** Start **

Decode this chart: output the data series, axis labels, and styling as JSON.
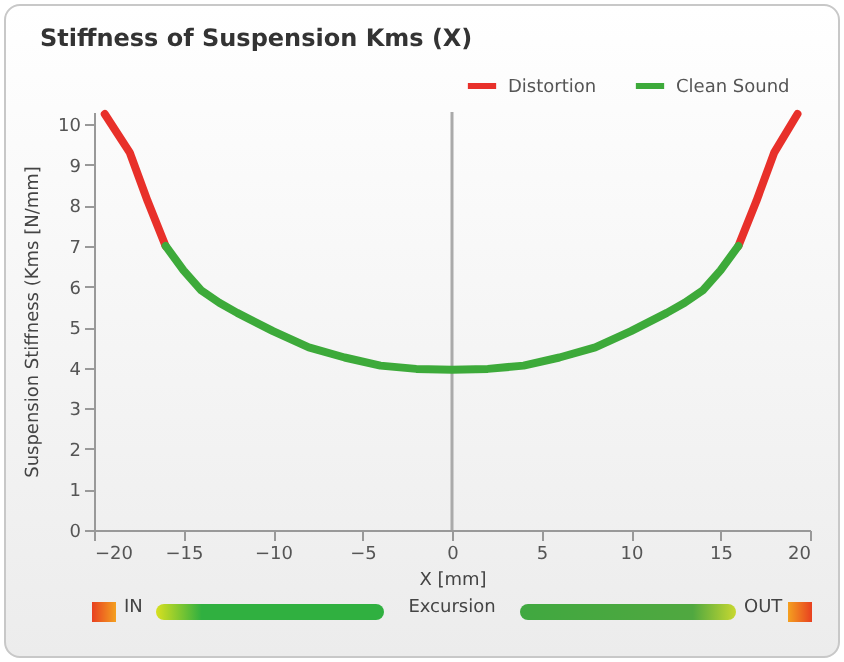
{
  "chart_data": {
    "type": "line",
    "title": "Stiffness of Suspension Kms (X)",
    "xlabel": "X [mm]",
    "ylabel": "Suspension Stiffness (Kms [N/mm]",
    "series": [
      {
        "name": "Distortion",
        "color": "#e8302a",
        "x": [
          -19.4,
          -18,
          -17,
          -16,
          0,
          16,
          17,
          18,
          19.3
        ],
        "values": [
          10.25,
          9.3,
          8.1,
          7.0,
          null,
          7.0,
          8.1,
          9.3,
          10.25
        ]
      },
      {
        "name": "Clean Sound",
        "color": "#3daa3a",
        "x": [
          -16,
          -15,
          -14,
          -13,
          -12,
          -10,
          -8,
          -6,
          -4,
          -2,
          0,
          2,
          4,
          6,
          8,
          10,
          12,
          13,
          14,
          15,
          16
        ],
        "values": [
          7.0,
          6.4,
          5.9,
          5.6,
          5.35,
          4.9,
          4.5,
          4.25,
          4.05,
          3.97,
          3.95,
          3.97,
          4.05,
          4.25,
          4.5,
          4.9,
          5.35,
          5.6,
          5.9,
          6.4,
          7.0
        ]
      }
    ],
    "xlim": [
      -20,
      20
    ],
    "xticks": [
      -20,
      -15,
      -10,
      -5,
      0,
      5,
      10,
      15,
      20
    ],
    "ylim": [
      0,
      10.3
    ],
    "yticks": [
      0,
      1,
      2,
      3,
      4,
      5,
      6,
      7,
      8,
      9,
      10
    ],
    "ref_lines": [
      {
        "axis": "x",
        "value": 0,
        "color": "#aaaaaa"
      }
    ],
    "legend": "top right",
    "grid": false,
    "marker": "none",
    "line_style": "solid",
    "annotations": [
      "IN",
      "Excursion",
      "OUT"
    ]
  }
}
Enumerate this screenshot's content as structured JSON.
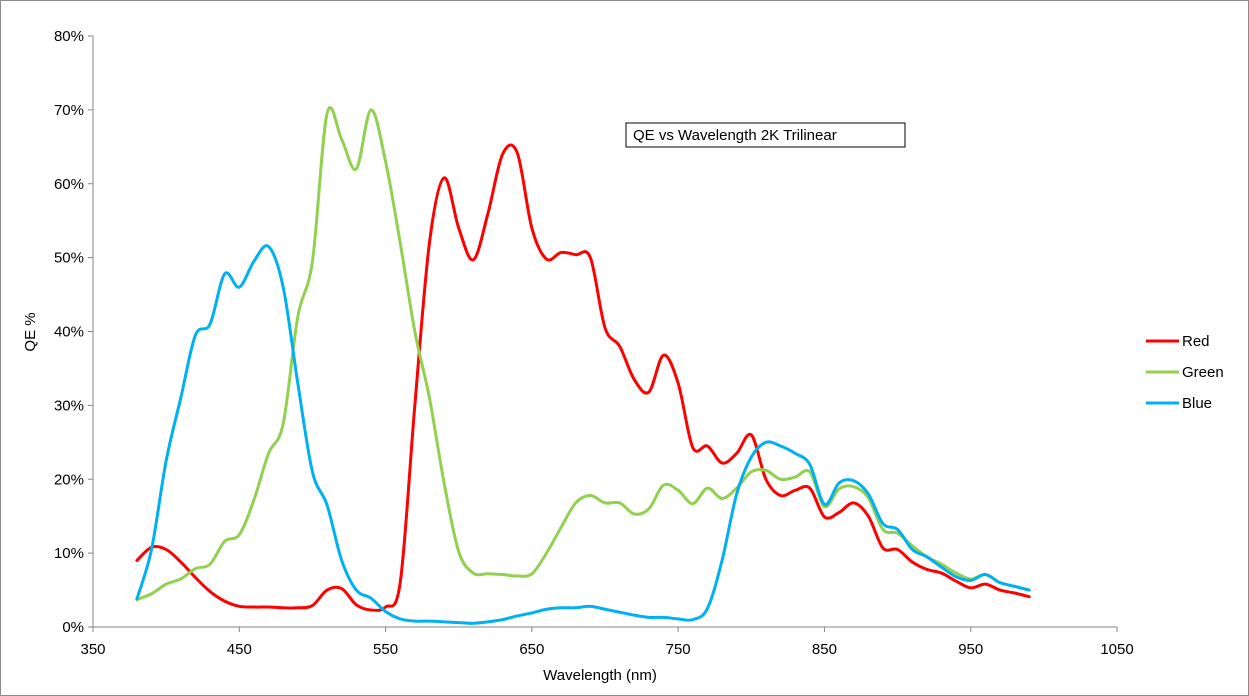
{
  "chart_data": {
    "type": "line",
    "title": "QE vs Wavelength 2K Trilinear",
    "xlabel": "Wavelength (nm)",
    "ylabel": "QE %",
    "xlim": [
      350,
      1050
    ],
    "ylim": [
      0,
      80
    ],
    "xticks": [
      "350",
      "450",
      "550",
      "650",
      "750",
      "850",
      "950",
      "1050"
    ],
    "xtick_values": [
      350,
      450,
      550,
      650,
      750,
      850,
      950,
      1050
    ],
    "yticks": [
      "0%",
      "10%",
      "20%",
      "30%",
      "40%",
      "50%",
      "60%",
      "70%",
      "80%"
    ],
    "ytick_values": [
      0,
      10,
      20,
      30,
      40,
      50,
      60,
      70,
      80
    ],
    "grid": false,
    "legend_position": "right",
    "series": [
      {
        "name": "Red",
        "color": "#ff0000",
        "x": [
          380,
          390,
          400,
          410,
          420,
          430,
          440,
          450,
          460,
          470,
          480,
          490,
          500,
          510,
          520,
          530,
          540,
          550,
          560,
          570,
          580,
          590,
          600,
          610,
          620,
          630,
          640,
          650,
          660,
          670,
          680,
          690,
          700,
          710,
          720,
          730,
          740,
          750,
          760,
          770,
          780,
          790,
          800,
          810,
          820,
          830,
          840,
          850,
          860,
          870,
          880,
          890,
          900,
          910,
          920,
          930,
          940,
          950,
          960,
          970,
          980,
          990
        ],
        "y": [
          9.0,
          10.8,
          10.5,
          8.8,
          6.7,
          4.8,
          3.5,
          2.8,
          2.7,
          2.7,
          2.6,
          2.6,
          2.9,
          5.0,
          5.2,
          3.0,
          2.3,
          2.7,
          6.0,
          30.0,
          52.0,
          60.8,
          54.0,
          49.7,
          56.0,
          64.0,
          64.2,
          54.0,
          49.8,
          50.7,
          50.4,
          50.0,
          40.5,
          38.0,
          33.5,
          31.8,
          36.8,
          33.0,
          24.3,
          24.5,
          22.2,
          23.5,
          26.0,
          20.0,
          17.8,
          18.5,
          18.8,
          14.9,
          15.5,
          16.8,
          15.0,
          10.7,
          10.5,
          8.8,
          7.8,
          7.3,
          6.2,
          5.3,
          5.8,
          5.0,
          4.6,
          4.1
        ]
      },
      {
        "name": "Green",
        "color": "#92d050",
        "x": [
          380,
          390,
          400,
          410,
          420,
          430,
          440,
          450,
          460,
          470,
          480,
          490,
          500,
          510,
          520,
          530,
          540,
          550,
          560,
          570,
          580,
          590,
          600,
          610,
          620,
          630,
          640,
          650,
          660,
          670,
          680,
          690,
          700,
          710,
          720,
          730,
          740,
          750,
          760,
          770,
          780,
          790,
          800,
          810,
          820,
          830,
          840,
          850,
          860,
          870,
          880,
          890,
          900,
          910,
          920,
          930,
          940,
          950,
          960,
          970,
          980,
          990
        ],
        "y": [
          3.7,
          4.5,
          5.8,
          6.5,
          7.9,
          8.5,
          11.6,
          12.5,
          17.2,
          23.5,
          27.5,
          42.0,
          49.5,
          69.5,
          66.0,
          62.0,
          70.0,
          63.0,
          52.0,
          40.0,
          31.0,
          19.5,
          10.2,
          7.3,
          7.2,
          7.1,
          6.9,
          7.2,
          10.0,
          13.5,
          16.8,
          17.8,
          16.8,
          16.8,
          15.3,
          16.0,
          19.2,
          18.5,
          16.7,
          18.8,
          17.4,
          18.8,
          21.0,
          21.2,
          20.0,
          20.3,
          21.0,
          16.3,
          18.7,
          19.0,
          17.5,
          13.2,
          12.7,
          11.0,
          9.5,
          8.5,
          7.3,
          6.5,
          7.1,
          6.0,
          5.5,
          5.0
        ]
      },
      {
        "name": "Blue",
        "color": "#00b0f0",
        "x": [
          380,
          390,
          400,
          410,
          420,
          430,
          440,
          450,
          460,
          470,
          480,
          490,
          500,
          510,
          520,
          530,
          540,
          550,
          560,
          570,
          580,
          590,
          600,
          610,
          620,
          630,
          640,
          650,
          660,
          670,
          680,
          690,
          700,
          710,
          720,
          730,
          740,
          750,
          760,
          770,
          780,
          790,
          800,
          810,
          820,
          830,
          840,
          850,
          860,
          870,
          880,
          890,
          900,
          910,
          920,
          930,
          940,
          950,
          960,
          970,
          980,
          990
        ],
        "y": [
          3.8,
          10.5,
          22.5,
          31.0,
          39.5,
          41.0,
          47.8,
          46.0,
          49.5,
          51.5,
          46.0,
          33.0,
          21.0,
          16.5,
          9.0,
          5.0,
          3.9,
          2.1,
          1.1,
          0.8,
          0.8,
          0.7,
          0.6,
          0.5,
          0.7,
          1.0,
          1.5,
          1.9,
          2.4,
          2.6,
          2.6,
          2.8,
          2.4,
          2.0,
          1.6,
          1.3,
          1.3,
          1.1,
          1.0,
          2.5,
          9.0,
          18.0,
          23.0,
          25.0,
          24.5,
          23.5,
          22.0,
          16.6,
          19.5,
          19.8,
          18.0,
          14.0,
          13.2,
          10.5,
          9.5,
          8.1,
          6.8,
          6.3,
          7.1,
          6.0,
          5.5,
          5.0
        ]
      }
    ]
  }
}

** End **

▸ **YOUR TASK**: Copy out all the entries exactly. Images stay out of the copy.

▸ **ANSWER TO THE EXERCISE**:
Decode this chart: output the data series, axis labels, and styling as JSON.
{
  "chart_data": {
    "type": "line",
    "title": "Stiffness of Suspension Kms (X)",
    "xlabel": "X [mm]",
    "ylabel": "Suspension Stiffness (Kms [N/mm]",
    "series": [
      {
        "name": "Distortion",
        "color": "#e8302a",
        "x": [
          -19.4,
          -18,
          -17,
          -16,
          0,
          16,
          17,
          18,
          19.3
        ],
        "values": [
          10.25,
          9.3,
          8.1,
          7.0,
          null,
          7.0,
          8.1,
          9.3,
          10.25
        ]
      },
      {
        "name": "Clean Sound",
        "color": "#3daa3a",
        "x": [
          -16,
          -15,
          -14,
          -13,
          -12,
          -10,
          -8,
          -6,
          -4,
          -2,
          0,
          2,
          4,
          6,
          8,
          10,
          12,
          13,
          14,
          15,
          16
        ],
        "values": [
          7.0,
          6.4,
          5.9,
          5.6,
          5.35,
          4.9,
          4.5,
          4.25,
          4.05,
          3.97,
          3.95,
          3.97,
          4.05,
          4.25,
          4.5,
          4.9,
          5.35,
          5.6,
          5.9,
          6.4,
          7.0
        ]
      }
    ],
    "xlim": [
      -20,
      20
    ],
    "xticks": [
      -20,
      -15,
      -10,
      -5,
      0,
      5,
      10,
      15,
      20
    ],
    "ylim": [
      0,
      10.3
    ],
    "yticks": [
      0,
      1,
      2,
      3,
      4,
      5,
      6,
      7,
      8,
      9,
      10
    ],
    "ref_lines": [
      {
        "axis": "x",
        "value": 0,
        "color": "#aaaaaa"
      }
    ],
    "legend": "top right",
    "grid": false,
    "marker": "none",
    "line_style": "solid",
    "annotations": [
      "IN",
      "Excursion",
      "OUT"
    ]
  }
}
Enumerate this screenshot's content as structured JSON.
{
  "chart_data": {
    "type": "line",
    "title": "QE vs Wavelength 2K Trilinear",
    "xlabel": "Wavelength (nm)",
    "ylabel": "QE %",
    "xlim": [
      350,
      1050
    ],
    "ylim": [
      0,
      80
    ],
    "xticks": [
      "350",
      "450",
      "550",
      "650",
      "750",
      "850",
      "950",
      "1050"
    ],
    "xtick_values": [
      350,
      450,
      550,
      650,
      750,
      850,
      950,
      1050
    ],
    "yticks": [
      "0%",
      "10%",
      "20%",
      "30%",
      "40%",
      "50%",
      "60%",
      "70%",
      "80%"
    ],
    "ytick_values": [
      0,
      10,
      20,
      30,
      40,
      50,
      60,
      70,
      80
    ],
    "grid": false,
    "legend_position": "right",
    "series": [
      {
        "name": "Red",
        "color": "#ff0000",
        "x": [
          380,
          390,
          400,
          410,
          420,
          430,
          440,
          450,
          460,
          470,
          480,
          490,
          500,
          510,
          520,
          530,
          540,
          550,
          560,
          570,
          580,
          590,
          600,
          610,
          620,
          630,
          640,
          650,
          660,
          670,
          680,
          690,
          700,
          710,
          720,
          730,
          740,
          750,
          760,
          770,
          780,
          790,
          800,
          810,
          820,
          830,
          840,
          850,
          860,
          870,
          880,
          890,
          900,
          910,
          920,
          930,
          940,
          950,
          960,
          970,
          980,
          990
        ],
        "y": [
          9.0,
          10.8,
          10.5,
          8.8,
          6.7,
          4.8,
          3.5,
          2.8,
          2.7,
          2.7,
          2.6,
          2.6,
          2.9,
          5.0,
          5.2,
          3.0,
          2.3,
          2.7,
          6.0,
          30.0,
          52.0,
          60.8,
          54.0,
          49.7,
          56.0,
          64.0,
          64.2,
          54.0,
          49.8,
          50.7,
          50.4,
          50.0,
          40.5,
          38.0,
          33.5,
          31.8,
          36.8,
          33.0,
          24.3,
          24.5,
          22.2,
          23.5,
          26.0,
          20.0,
          17.8,
          18.5,
          18.8,
          14.9,
          15.5,
          16.8,
          15.0,
          10.7,
          10.5,
          8.8,
          7.8,
          7.3,
          6.2,
          5.3,
          5.8,
          5.0,
          4.6,
          4.1
        ]
      },
      {
        "name": "Green",
        "color": "#92d050",
        "x": [
          380,
          390,
          400,
          410,
          420,
          430,
          440,
          450,
          460,
          470,
          480,
          490,
          500,
          510,
          520,
          530,
          540,
          550,
          560,
          570,
          580,
          590,
          600,
          610,
          620,
          630,
          640,
          650,
          660,
          670,
          680,
          690,
          700,
          710,
          720,
          730,
          740,
          750,
          760,
          770,
          780,
          790,
          800,
          810,
          820,
          830,
          840,
          850,
          860,
          870,
          880,
          890,
          900,
          910,
          920,
          930,
          940,
          950,
          960,
          970,
          980,
          990
        ],
        "y": [
          3.7,
          4.5,
          5.8,
          6.5,
          7.9,
          8.5,
          11.6,
          12.5,
          17.2,
          23.5,
          27.5,
          42.0,
          49.5,
          69.5,
          66.0,
          62.0,
          70.0,
          63.0,
          52.0,
          40.0,
          31.0,
          19.5,
          10.2,
          7.3,
          7.2,
          7.1,
          6.9,
          7.2,
          10.0,
          13.5,
          16.8,
          17.8,
          16.8,
          16.8,
          15.3,
          16.0,
          19.2,
          18.5,
          16.7,
          18.8,
          17.4,
          18.8,
          21.0,
          21.2,
          20.0,
          20.3,
          21.0,
          16.3,
          18.7,
          19.0,
          17.5,
          13.2,
          12.7,
          11.0,
          9.5,
          8.5,
          7.3,
          6.5,
          7.1,
          6.0,
          5.5,
          5.0
        ]
      },
      {
        "name": "Blue",
        "color": "#00b0f0",
        "x": [
          380,
          390,
          400,
          410,
          420,
          430,
          440,
          450,
          460,
          470,
          480,
          490,
          500,
          510,
          520,
          530,
          540,
          550,
          560,
          570,
          580,
          590,
          600,
          610,
          620,
          630,
          640,
          650,
          660,
          670,
          680,
          690,
          700,
          710,
          720,
          730,
          740,
          750,
          760,
          770,
          780,
          790,
          800,
          810,
          820,
          830,
          840,
          850,
          860,
          870,
          880,
          890,
          900,
          910,
          920,
          930,
          940,
          950,
          960,
          970,
          980,
          990
        ],
        "y": [
          3.8,
          10.5,
          22.5,
          31.0,
          39.5,
          41.0,
          47.8,
          46.0,
          49.5,
          51.5,
          46.0,
          33.0,
          21.0,
          16.5,
          9.0,
          5.0,
          3.9,
          2.1,
          1.1,
          0.8,
          0.8,
          0.7,
          0.6,
          0.5,
          0.7,
          1.0,
          1.5,
          1.9,
          2.4,
          2.6,
          2.6,
          2.8,
          2.4,
          2.0,
          1.6,
          1.3,
          1.3,
          1.1,
          1.0,
          2.5,
          9.0,
          18.0,
          23.0,
          25.0,
          24.5,
          23.5,
          22.0,
          16.6,
          19.5,
          19.8,
          18.0,
          14.0,
          13.2,
          10.5,
          9.5,
          8.1,
          6.8,
          6.3,
          7.1,
          6.0,
          5.5,
          5.0
        ]
      }
    ]
  }
}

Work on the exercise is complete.